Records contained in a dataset

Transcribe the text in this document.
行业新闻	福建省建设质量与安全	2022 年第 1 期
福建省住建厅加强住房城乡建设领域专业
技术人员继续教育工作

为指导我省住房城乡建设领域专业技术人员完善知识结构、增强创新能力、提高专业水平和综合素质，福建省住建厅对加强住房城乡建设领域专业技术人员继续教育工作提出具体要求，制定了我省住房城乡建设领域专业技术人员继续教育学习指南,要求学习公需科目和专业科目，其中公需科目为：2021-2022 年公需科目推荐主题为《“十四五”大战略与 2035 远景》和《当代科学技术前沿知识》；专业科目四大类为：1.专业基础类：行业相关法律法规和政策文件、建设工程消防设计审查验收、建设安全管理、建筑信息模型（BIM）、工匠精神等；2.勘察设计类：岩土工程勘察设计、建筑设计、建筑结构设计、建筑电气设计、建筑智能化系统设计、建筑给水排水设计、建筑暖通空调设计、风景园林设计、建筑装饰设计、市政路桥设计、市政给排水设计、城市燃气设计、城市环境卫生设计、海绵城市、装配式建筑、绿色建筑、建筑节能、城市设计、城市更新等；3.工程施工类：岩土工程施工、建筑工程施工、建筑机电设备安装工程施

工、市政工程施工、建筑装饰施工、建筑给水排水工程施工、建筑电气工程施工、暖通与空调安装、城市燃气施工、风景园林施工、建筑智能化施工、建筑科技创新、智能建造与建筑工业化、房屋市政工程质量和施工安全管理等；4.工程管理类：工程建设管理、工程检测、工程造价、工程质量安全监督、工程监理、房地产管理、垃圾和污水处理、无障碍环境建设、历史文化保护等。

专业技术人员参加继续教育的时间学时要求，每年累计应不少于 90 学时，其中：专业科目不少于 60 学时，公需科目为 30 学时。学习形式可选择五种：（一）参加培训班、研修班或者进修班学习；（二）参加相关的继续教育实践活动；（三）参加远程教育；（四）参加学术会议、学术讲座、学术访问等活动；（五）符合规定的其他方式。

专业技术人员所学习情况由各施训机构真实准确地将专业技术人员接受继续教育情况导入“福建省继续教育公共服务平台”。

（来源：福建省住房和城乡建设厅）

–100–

WHAT IS EXPECTED
Take the records above and return them exactly as written.

ANSWER
Transcribe the text in this document.
行业新闻	福建省建设质量与安全	2022 年第 1 期
福建省住建厅加强住房城乡建设领域专业
技术人员继续教育工作

为指导我省住房城乡建设领域专业技术人员完善知识结构、增强创新能力、提高专业水平和综合素质，福建省住建厅对加强住房城乡建设领域专业技术人员继续教育工作提出具体要求，制定了我省住房城乡建设领域专业技术人员继续教育学习指南,要求学习公需科目和专业科目，其中公需科目为：2021-2022 年公需科目推荐主题为《“十四五”大战略与 2035 远景》和《当代科学技术前沿知识》；专业科目四大类为：1.专业基础类：行业相关法律法规和政策文件、建设工程消防设计审查验收、建设安全管理、建筑信息模型（BIM）、工匠精神等；2.勘察设计类：岩土工程勘察设计、建筑设计、建筑结构设计、建筑电气设计、建筑智能化系统设计、建筑给水排水设计、建筑暖通空调设计、风景园林设计、建筑装饰设计、市政路桥设计、市政给排水设计、城市燃气设计、城市环境卫生设计、海绵城市、装配式建筑、绿色建筑、建筑节能、城市设计、城市更新等；3.工程施工类：岩土工程施工、建筑工程施工、建筑机电设备安装工程施

工、市政工程施工、建筑装饰施工、建筑给水排水工程施工、建筑电气工程施工、暖通与空调安装、城市燃气施工、风景园林施工、建筑智能化施工、建筑科技创新、智能建造与建筑工业化、房屋市政工程质量和施工安全管理等；4.工程管理类：工程建设管理、工程检测、工程造价、工程质量安全监督、工程监理、房地产管理、垃圾和污水处理、无障碍环境建设、历史文化保护等。

专业技术人员参加继续教育的时间学时要求，每年累计应不少于 90 学时，其中：专业科目不少于 60 学时，公需科目为 30 学时。学习形式可选择五种：（一）参加培训班、研修班或者进修班学习；（二）参加相关的继续教育实践活动；（三）参加远程教育；（四）参加学术会议、学术讲座、学术访问等活动；（五）符合规定的其他方式。

专业技术人员所学习情况由各施训机构真实准确地将专业技术人员接受继续教育情况导入“福建省继续教育公共服务平台”。

（来源：福建省住房和城乡建设厅）

–100–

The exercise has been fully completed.